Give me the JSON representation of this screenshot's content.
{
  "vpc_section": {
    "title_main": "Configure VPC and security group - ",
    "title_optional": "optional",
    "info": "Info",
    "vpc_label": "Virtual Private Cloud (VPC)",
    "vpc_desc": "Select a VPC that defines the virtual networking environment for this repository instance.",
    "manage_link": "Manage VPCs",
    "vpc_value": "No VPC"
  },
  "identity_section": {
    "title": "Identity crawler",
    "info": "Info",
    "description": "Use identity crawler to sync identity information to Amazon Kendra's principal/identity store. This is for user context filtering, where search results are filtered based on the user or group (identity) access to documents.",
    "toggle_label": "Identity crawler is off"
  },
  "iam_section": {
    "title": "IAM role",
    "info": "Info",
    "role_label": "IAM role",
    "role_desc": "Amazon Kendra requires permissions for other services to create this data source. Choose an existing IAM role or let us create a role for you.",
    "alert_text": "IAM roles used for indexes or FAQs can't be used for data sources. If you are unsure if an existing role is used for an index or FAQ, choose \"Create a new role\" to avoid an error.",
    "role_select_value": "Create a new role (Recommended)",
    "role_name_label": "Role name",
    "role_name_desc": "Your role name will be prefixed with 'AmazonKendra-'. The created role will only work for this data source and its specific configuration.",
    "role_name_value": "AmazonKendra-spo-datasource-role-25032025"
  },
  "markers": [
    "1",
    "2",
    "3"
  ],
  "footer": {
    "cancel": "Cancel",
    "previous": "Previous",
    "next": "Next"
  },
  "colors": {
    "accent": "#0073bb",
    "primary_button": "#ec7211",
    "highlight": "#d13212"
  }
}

• **What to do**: Reproduce the entire listing word for word.

• **Result for this task**:
Give me the JSON representation of this screenshot's content.
{
  "vpc_section": {
    "title_main": "Configure VPC and security group - ",
    "title_optional": "optional",
    "info": "Info",
    "vpc_label": "Virtual Private Cloud (VPC)",
    "vpc_desc": "Select a VPC that defines the virtual networking environment for this repository instance.",
    "manage_link": "Manage VPCs",
    "vpc_value": "No VPC"
  },
  "identity_section": {
    "title": "Identity crawler",
    "info": "Info",
    "description": "Use identity crawler to sync identity information to Amazon Kendra's principal/identity store. This is for user context filtering, where search results are filtered based on the user or group (identity) access to documents.",
    "toggle_label": "Identity crawler is off"
  },
  "iam_section": {
    "title": "IAM role",
    "info": "Info",
    "role_label": "IAM role",
    "role_desc": "Amazon Kendra requires permissions for other services to create this data source. Choose an existing IAM role or let us create a role for you.",
    "alert_text": "IAM roles used for indexes or FAQs can't be used for data sources. If you are unsure if an existing role is used for an index or FAQ, choose \"Create a new role\" to avoid an error.",
    "role_select_value": "Create a new role (Recommended)",
    "role_name_label": "Role name",
    "role_name_desc": "Your role name will be prefixed with 'AmazonKendra-'. The created role will only work for this data source and its specific configuration.",
    "role_name_value": "AmazonKendra-spo-datasource-role-25032025"
  },
  "markers": [
    "1",
    "2",
    "3"
  ],
  "footer": {
    "cancel": "Cancel",
    "previous": "Previous",
    "next": "Next"
  },
  "colors": {
    "accent": "#0073bb",
    "primary_button": "#ec7211",
    "highlight": "#d13212"
  }
}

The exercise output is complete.